• **Directive**: The listing must be reproduced in full, exactly as it stands.

##########

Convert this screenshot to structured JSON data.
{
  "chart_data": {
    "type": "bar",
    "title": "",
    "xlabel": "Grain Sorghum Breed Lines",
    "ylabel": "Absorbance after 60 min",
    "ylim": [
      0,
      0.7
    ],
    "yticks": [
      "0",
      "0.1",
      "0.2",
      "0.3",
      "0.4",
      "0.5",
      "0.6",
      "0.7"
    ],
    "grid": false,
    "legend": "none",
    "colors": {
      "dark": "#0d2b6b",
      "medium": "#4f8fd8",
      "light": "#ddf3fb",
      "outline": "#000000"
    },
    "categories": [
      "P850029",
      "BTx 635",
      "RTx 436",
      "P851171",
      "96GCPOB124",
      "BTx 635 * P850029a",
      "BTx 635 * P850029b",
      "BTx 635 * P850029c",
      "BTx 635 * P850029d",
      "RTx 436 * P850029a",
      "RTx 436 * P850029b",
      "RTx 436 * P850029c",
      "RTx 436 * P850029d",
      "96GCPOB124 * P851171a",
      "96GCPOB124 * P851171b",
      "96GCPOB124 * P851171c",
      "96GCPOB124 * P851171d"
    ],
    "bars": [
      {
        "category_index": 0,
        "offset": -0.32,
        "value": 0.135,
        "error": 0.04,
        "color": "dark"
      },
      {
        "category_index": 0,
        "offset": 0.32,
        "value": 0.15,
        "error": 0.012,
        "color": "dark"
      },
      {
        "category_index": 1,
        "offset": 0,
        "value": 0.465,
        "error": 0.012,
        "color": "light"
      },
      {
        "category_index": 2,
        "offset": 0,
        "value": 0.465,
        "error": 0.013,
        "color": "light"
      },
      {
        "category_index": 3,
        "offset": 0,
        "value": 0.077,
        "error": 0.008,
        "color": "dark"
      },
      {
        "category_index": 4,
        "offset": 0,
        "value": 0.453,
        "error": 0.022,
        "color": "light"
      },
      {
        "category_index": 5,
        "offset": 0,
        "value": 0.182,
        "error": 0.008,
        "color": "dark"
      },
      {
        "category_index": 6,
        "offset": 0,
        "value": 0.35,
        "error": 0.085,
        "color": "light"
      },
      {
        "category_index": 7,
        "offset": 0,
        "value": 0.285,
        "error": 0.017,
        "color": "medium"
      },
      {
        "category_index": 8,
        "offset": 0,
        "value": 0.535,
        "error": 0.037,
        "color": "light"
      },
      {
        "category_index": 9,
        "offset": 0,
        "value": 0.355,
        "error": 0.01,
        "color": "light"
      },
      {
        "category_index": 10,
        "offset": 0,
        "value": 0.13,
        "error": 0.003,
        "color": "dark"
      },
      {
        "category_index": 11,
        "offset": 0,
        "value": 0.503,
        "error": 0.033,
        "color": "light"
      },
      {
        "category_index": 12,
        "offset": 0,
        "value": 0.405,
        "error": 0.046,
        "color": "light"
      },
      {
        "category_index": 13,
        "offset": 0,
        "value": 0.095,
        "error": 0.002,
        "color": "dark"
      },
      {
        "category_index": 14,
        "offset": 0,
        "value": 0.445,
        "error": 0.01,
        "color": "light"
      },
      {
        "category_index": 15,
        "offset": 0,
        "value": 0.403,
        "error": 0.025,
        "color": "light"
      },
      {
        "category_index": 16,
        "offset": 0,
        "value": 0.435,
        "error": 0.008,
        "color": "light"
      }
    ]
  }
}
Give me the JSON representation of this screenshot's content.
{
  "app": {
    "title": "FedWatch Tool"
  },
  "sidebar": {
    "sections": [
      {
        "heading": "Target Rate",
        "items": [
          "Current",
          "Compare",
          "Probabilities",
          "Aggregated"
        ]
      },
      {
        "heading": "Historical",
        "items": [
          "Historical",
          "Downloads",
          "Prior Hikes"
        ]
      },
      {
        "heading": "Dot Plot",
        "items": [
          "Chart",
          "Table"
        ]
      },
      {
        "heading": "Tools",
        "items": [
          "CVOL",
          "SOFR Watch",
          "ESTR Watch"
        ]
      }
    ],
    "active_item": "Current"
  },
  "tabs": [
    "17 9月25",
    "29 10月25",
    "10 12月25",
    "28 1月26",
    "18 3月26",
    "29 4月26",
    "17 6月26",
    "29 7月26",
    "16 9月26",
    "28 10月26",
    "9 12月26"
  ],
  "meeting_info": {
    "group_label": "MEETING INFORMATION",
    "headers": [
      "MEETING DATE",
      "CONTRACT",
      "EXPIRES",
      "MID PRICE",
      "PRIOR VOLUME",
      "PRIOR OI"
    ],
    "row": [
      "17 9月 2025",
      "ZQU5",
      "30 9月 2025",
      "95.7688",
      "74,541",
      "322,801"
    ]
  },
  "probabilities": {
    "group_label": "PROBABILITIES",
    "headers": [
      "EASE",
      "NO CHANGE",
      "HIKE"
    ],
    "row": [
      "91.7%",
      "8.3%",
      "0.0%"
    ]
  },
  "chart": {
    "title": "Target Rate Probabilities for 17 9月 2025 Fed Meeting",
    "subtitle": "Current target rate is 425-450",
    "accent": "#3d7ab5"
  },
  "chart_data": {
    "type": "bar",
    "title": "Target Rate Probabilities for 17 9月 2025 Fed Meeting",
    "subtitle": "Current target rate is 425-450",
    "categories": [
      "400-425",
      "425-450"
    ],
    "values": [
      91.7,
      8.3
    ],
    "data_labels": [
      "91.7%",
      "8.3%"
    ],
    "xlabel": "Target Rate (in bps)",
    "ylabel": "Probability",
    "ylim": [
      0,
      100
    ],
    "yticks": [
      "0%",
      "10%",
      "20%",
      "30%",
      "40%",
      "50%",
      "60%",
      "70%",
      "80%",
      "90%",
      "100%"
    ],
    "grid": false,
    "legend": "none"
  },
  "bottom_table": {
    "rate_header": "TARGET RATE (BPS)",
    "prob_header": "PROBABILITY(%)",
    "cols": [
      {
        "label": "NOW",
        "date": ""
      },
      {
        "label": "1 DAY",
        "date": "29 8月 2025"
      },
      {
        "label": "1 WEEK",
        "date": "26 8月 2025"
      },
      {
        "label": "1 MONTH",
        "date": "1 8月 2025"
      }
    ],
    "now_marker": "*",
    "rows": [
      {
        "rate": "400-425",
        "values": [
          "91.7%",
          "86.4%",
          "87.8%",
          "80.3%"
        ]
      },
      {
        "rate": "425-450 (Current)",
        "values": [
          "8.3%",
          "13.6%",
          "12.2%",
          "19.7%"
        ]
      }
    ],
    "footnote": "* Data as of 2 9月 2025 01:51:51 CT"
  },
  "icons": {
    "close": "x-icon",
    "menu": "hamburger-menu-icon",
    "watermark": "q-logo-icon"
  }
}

##########

• **Expected answer**:
Convert this screenshot to structured JSON data.
{
  "chart_data": {
    "type": "bar",
    "title": "",
    "xlabel": "Grain Sorghum Breed Lines",
    "ylabel": "Absorbance after 60 min",
    "ylim": [
      0,
      0.7
    ],
    "yticks": [
      "0",
      "0.1",
      "0.2",
      "0.3",
      "0.4",
      "0.5",
      "0.6",
      "0.7"
    ],
    "grid": false,
    "legend": "none",
    "colors": {
      "dark": "#0d2b6b",
      "medium": "#4f8fd8",
      "light": "#ddf3fb",
      "outline": "#000000"
    },
    "categories": [
      "P850029",
      "BTx 635",
      "RTx 436",
      "P851171",
      "96GCPOB124",
      "BTx 635 * P850029a",
      "BTx 635 * P850029b",
      "BTx 635 * P850029c",
      "BTx 635 * P850029d",
      "RTx 436 * P850029a",
      "RTx 436 * P850029b",
      "RTx 436 * P850029c",
      "RTx 436 * P850029d",
      "96GCPOB124 * P851171a",
      "96GCPOB124 * P851171b",
      "96GCPOB124 * P851171c",
      "96GCPOB124 * P851171d"
    ],
    "bars": [
      {
        "category_index": 0,
        "offset": -0.32,
        "value": 0.135,
        "error": 0.04,
        "color": "dark"
      },
      {
        "category_index": 0,
        "offset": 0.32,
        "value": 0.15,
        "error": 0.012,
        "color": "dark"
      },
      {
        "category_index": 1,
        "offset": 0,
        "value": 0.465,
        "error": 0.012,
        "color": "light"
      },
      {
        "category_index": 2,
        "offset": 0,
        "value": 0.465,
        "error": 0.013,
        "color": "light"
      },
      {
        "category_index": 3,
        "offset": 0,
        "value": 0.077,
        "error": 0.008,
        "color": "dark"
      },
      {
        "category_index": 4,
        "offset": 0,
        "value": 0.453,
        "error": 0.022,
        "color": "light"
      },
      {
        "category_index": 5,
        "offset": 0,
        "value": 0.182,
        "error": 0.008,
        "color": "dark"
      },
      {
        "category_index": 6,
        "offset": 0,
        "value": 0.35,
        "error": 0.085,
        "color": "light"
      },
      {
        "category_index": 7,
        "offset": 0,
        "value": 0.285,
        "error": 0.017,
        "color": "medium"
      },
      {
        "category_index": 8,
        "offset": 0,
        "value": 0.535,
        "error": 0.037,
        "color": "light"
      },
      {
        "category_index": 9,
        "offset": 0,
        "value": 0.355,
        "error": 0.01,
        "color": "light"
      },
      {
        "category_index": 10,
        "offset": 0,
        "value": 0.13,
        "error": 0.003,
        "color": "dark"
      },
      {
        "category_index": 11,
        "offset": 0,
        "value": 0.503,
        "error": 0.033,
        "color": "light"
      },
      {
        "category_index": 12,
        "offset": 0,
        "value": 0.405,
        "error": 0.046,
        "color": "light"
      },
      {
        "category_index": 13,
        "offset": 0,
        "value": 0.095,
        "error": 0.002,
        "color": "dark"
      },
      {
        "category_index": 14,
        "offset": 0,
        "value": 0.445,
        "error": 0.01,
        "color": "light"
      },
      {
        "category_index": 15,
        "offset": 0,
        "value": 0.403,
        "error": 0.025,
        "color": "light"
      },
      {
        "category_index": 16,
        "offset": 0,
        "value": 0.435,
        "error": 0.008,
        "color": "light"
      }
    ]
  }
}
Give me the JSON representation of this screenshot's content.
{
  "app": {
    "title": "FedWatch Tool"
  },
  "sidebar": {
    "sections": [
      {
        "heading": "Target Rate",
        "items": [
          "Current",
          "Compare",
          "Probabilities",
          "Aggregated"
        ]
      },
      {
        "heading": "Historical",
        "items": [
          "Historical",
          "Downloads",
          "Prior Hikes"
        ]
      },
      {
        "heading": "Dot Plot",
        "items": [
          "Chart",
          "Table"
        ]
      },
      {
        "heading": "Tools",
        "items": [
          "CVOL",
          "SOFR Watch",
          "ESTR Watch"
        ]
      }
    ],
    "active_item": "Current"
  },
  "tabs": [
    "17 9月25",
    "29 10月25",
    "10 12月25",
    "28 1月26",
    "18 3月26",
    "29 4月26",
    "17 6月26",
    "29 7月26",
    "16 9月26",
    "28 10月26",
    "9 12月26"
  ],
  "meeting_info": {
    "group_label": "MEETING INFORMATION",
    "headers": [
      "MEETING DATE",
      "CONTRACT",
      "EXPIRES",
      "MID PRICE",
      "PRIOR VOLUME",
      "PRIOR OI"
    ],
    "row": [
      "17 9月 2025",
      "ZQU5",
      "30 9月 2025",
      "95.7688",
      "74,541",
      "322,801"
    ]
  },
  "probabilities": {
    "group_label": "PROBABILITIES",
    "headers": [
      "EASE",
      "NO CHANGE",
      "HIKE"
    ],
    "row": [
      "91.7%",
      "8.3%",
      "0.0%"
    ]
  },
  "chart": {
    "title": "Target Rate Probabilities for 17 9月 2025 Fed Meeting",
    "subtitle": "Current target rate is 425-450",
    "accent": "#3d7ab5"
  },
  "chart_data": {
    "type": "bar",
    "title": "Target Rate Probabilities for 17 9月 2025 Fed Meeting",
    "subtitle": "Current target rate is 425-450",
    "categories": [
      "400-425",
      "425-450"
    ],
    "values": [
      91.7,
      8.3
    ],
    "data_labels": [
      "91.7%",
      "8.3%"
    ],
    "xlabel": "Target Rate (in bps)",
    "ylabel": "Probability",
    "ylim": [
      0,
      100
    ],
    "yticks": [
      "0%",
      "10%",
      "20%",
      "30%",
      "40%",
      "50%",
      "60%",
      "70%",
      "80%",
      "90%",
      "100%"
    ],
    "grid": false,
    "legend": "none"
  },
  "bottom_table": {
    "rate_header": "TARGET RATE (BPS)",
    "prob_header": "PROBABILITY(%)",
    "cols": [
      {
        "label": "NOW",
        "date": ""
      },
      {
        "label": "1 DAY",
        "date": "29 8月 2025"
      },
      {
        "label": "1 WEEK",
        "date": "26 8月 2025"
      },
      {
        "label": "1 MONTH",
        "date": "1 8月 2025"
      }
    ],
    "now_marker": "*",
    "rows": [
      {
        "rate": "400-425",
        "values": [
          "91.7%",
          "86.4%",
          "87.8%",
          "80.3%"
        ]
      },
      {
        "rate": "425-450 (Current)",
        "values": [
          "8.3%",
          "13.6%",
          "12.2%",
          "19.7%"
        ]
      }
    ],
    "footnote": "* Data as of 2 9月 2025 01:51:51 CT"
  },
  "icons": {
    "close": "x-icon",
    "menu": "hamburger-menu-icon",
    "watermark": "q-logo-icon"
  }
}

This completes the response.